AVAILABLE RECORDS:
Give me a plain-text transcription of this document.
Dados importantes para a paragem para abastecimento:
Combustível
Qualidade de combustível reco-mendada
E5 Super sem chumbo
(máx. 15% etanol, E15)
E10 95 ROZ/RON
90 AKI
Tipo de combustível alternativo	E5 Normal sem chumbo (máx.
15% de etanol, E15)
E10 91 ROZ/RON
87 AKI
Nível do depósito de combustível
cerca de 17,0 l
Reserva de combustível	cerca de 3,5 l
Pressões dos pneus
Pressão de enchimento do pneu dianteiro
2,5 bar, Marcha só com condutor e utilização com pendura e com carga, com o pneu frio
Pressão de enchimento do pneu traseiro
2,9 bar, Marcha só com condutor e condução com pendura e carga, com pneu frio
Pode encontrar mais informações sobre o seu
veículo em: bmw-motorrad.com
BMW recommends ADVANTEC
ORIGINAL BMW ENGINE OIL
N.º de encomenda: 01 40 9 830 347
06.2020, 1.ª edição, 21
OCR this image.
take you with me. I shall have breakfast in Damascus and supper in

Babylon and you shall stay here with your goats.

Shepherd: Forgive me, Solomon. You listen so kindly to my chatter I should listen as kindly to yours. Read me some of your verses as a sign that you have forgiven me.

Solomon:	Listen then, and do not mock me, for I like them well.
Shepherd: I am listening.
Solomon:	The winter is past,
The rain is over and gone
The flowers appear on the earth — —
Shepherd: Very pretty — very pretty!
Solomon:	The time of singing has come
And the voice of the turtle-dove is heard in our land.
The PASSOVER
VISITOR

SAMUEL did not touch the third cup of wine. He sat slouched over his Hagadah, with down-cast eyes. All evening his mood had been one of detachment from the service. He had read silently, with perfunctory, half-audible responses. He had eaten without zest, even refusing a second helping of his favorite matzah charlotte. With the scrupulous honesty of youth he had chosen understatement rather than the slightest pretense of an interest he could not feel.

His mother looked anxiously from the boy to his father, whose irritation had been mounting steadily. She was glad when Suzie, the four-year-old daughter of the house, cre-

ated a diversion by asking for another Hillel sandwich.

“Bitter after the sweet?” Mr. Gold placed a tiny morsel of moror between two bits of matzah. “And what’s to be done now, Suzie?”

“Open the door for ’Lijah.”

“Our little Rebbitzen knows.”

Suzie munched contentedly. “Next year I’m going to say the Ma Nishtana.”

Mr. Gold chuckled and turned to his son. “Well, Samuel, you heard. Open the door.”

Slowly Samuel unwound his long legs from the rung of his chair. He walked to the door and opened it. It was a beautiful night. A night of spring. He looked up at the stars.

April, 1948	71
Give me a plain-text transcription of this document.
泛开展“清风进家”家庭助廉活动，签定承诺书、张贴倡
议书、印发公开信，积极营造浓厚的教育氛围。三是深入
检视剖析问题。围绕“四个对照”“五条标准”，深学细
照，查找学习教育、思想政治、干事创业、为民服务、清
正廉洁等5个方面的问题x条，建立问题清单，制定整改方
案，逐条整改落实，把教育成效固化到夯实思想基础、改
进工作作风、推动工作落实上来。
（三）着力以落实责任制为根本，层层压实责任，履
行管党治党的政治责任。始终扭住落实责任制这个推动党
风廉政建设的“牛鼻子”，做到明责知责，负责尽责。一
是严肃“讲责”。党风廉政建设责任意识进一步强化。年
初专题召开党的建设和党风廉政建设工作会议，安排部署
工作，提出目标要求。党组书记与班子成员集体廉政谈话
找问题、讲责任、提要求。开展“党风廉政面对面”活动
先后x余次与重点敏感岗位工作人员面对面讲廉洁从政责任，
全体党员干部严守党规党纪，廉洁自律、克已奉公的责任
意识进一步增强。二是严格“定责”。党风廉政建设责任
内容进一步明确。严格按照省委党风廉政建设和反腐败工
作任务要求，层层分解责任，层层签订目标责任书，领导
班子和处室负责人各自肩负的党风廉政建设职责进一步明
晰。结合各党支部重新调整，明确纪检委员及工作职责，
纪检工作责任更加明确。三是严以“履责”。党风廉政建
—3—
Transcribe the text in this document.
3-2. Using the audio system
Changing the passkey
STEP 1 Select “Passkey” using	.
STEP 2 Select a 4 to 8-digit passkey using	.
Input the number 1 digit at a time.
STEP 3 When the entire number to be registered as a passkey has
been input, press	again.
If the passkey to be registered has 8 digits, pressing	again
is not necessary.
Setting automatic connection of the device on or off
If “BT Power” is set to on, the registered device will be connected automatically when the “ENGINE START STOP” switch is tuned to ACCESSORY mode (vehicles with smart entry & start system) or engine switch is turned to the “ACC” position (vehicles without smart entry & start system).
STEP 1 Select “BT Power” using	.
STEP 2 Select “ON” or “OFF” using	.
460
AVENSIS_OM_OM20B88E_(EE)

TASK DIRECTIONS: Give back the whole listing exactly as it reads.

FINISHED ANSWER:
Give me a plain-text transcription of this document.
Dados importantes para a paragem para abastecimento:
Combustível
Qualidade de combustível reco-mendada
E5 Super sem chumbo
(máx. 15% etanol, E15)
E10 95 ROZ/RON
90 AKI
Tipo de combustível alternativo	E5 Normal sem chumbo (máx.
15% de etanol, E15)
E10 91 ROZ/RON
87 AKI
Nível do depósito de combustível
cerca de 17,0 l
Reserva de combustível	cerca de 3,5 l
Pressões dos pneus
Pressão de enchimento do pneu dianteiro
2,5 bar, Marcha só com condutor e utilização com pendura e com carga, com o pneu frio
Pressão de enchimento do pneu traseiro
2,9 bar, Marcha só com condutor e condução com pendura e carga, com pneu frio
Pode encontrar mais informações sobre o seu
veículo em: bmw-motorrad.com
BMW recommends ADVANTEC
ORIGINAL BMW ENGINE OIL
N.º de encomenda: 01 40 9 830 347
06.2020, 1.ª edição, 21
OCR this image.
take you with me. I shall have breakfast in Damascus and supper in

Babylon and you shall stay here with your goats.

Shepherd: Forgive me, Solomon. You listen so kindly to my chatter I should listen as kindly to yours. Read me some of your verses as a sign that you have forgiven me.

Solomon:	Listen then, and do not mock me, for I like them well.
Shepherd: I am listening.
Solomon:	The winter is past,
The rain is over and gone
The flowers appear on the earth — —
Shepherd: Very pretty — very pretty!
Solomon:	The time of singing has come
And the voice of the turtle-dove is heard in our land.
The PASSOVER
VISITOR

SAMUEL did not touch the third cup of wine. He sat slouched over his Hagadah, with down-cast eyes. All evening his mood had been one of detachment from the service. He had read silently, with perfunctory, half-audible responses. He had eaten without zest, even refusing a second helping of his favorite matzah charlotte. With the scrupulous honesty of youth he had chosen understatement rather than the slightest pretense of an interest he could not feel.

His mother looked anxiously from the boy to his father, whose irritation had been mounting steadily. She was glad when Suzie, the four-year-old daughter of the house, cre-

ated a diversion by asking for another Hillel sandwich.

“Bitter after the sweet?” Mr. Gold placed a tiny morsel of moror between two bits of matzah. “And what’s to be done now, Suzie?”

“Open the door for ’Lijah.”

“Our little Rebbitzen knows.”

Suzie munched contentedly. “Next year I’m going to say the Ma Nishtana.”

Mr. Gold chuckled and turned to his son. “Well, Samuel, you heard. Open the door.”

Slowly Samuel unwound his long legs from the rung of his chair. He walked to the door and opened it. It was a beautiful night. A night of spring. He looked up at the stars.

April, 1948	71
Give me a plain-text transcription of this document.
泛开展“清风进家”家庭助廉活动，签定承诺书、张贴倡
议书、印发公开信，积极营造浓厚的教育氛围。三是深入
检视剖析问题。围绕“四个对照”“五条标准”，深学细
照，查找学习教育、思想政治、干事创业、为民服务、清
正廉洁等5个方面的问题x条，建立问题清单，制定整改方
案，逐条整改落实，把教育成效固化到夯实思想基础、改
进工作作风、推动工作落实上来。
（三）着力以落实责任制为根本，层层压实责任，履
行管党治党的政治责任。始终扭住落实责任制这个推动党
风廉政建设的“牛鼻子”，做到明责知责，负责尽责。一
是严肃“讲责”。党风廉政建设责任意识进一步强化。年
初专题召开党的建设和党风廉政建设工作会议，安排部署
工作，提出目标要求。党组书记与班子成员集体廉政谈话
找问题、讲责任、提要求。开展“党风廉政面对面”活动
先后x余次与重点敏感岗位工作人员面对面讲廉洁从政责任，
全体党员干部严守党规党纪，廉洁自律、克已奉公的责任
意识进一步增强。二是严格“定责”。党风廉政建设责任
内容进一步明确。严格按照省委党风廉政建设和反腐败工
作任务要求，层层分解责任，层层签订目标责任书，领导
班子和处室负责人各自肩负的党风廉政建设职责进一步明
晰。结合各党支部重新调整，明确纪检委员及工作职责，
纪检工作责任更加明确。三是严以“履责”。党风廉政建
—3—
Transcribe the text in this document.
3-2. Using the audio system
Changing the passkey
STEP 1 Select “Passkey” using	.
STEP 2 Select a 4 to 8-digit passkey using	.
Input the number 1 digit at a time.
STEP 3 When the entire number to be registered as a passkey has
been input, press	again.
If the passkey to be registered has 8 digits, pressing	again
is not necessary.
Setting automatic connection of the device on or off
If “BT Power” is set to on, the registered device will be connected automatically when the “ENGINE START STOP” switch is tuned to ACCESSORY mode (vehicles with smart entry & start system) or engine switch is turned to the “ACC” position (vehicles without smart entry & start system).
STEP 1 Select “BT Power” using	.
STEP 2 Select “ON” or “OFF” using	.
460
AVENSIS_OM_OM20B88E_(EE)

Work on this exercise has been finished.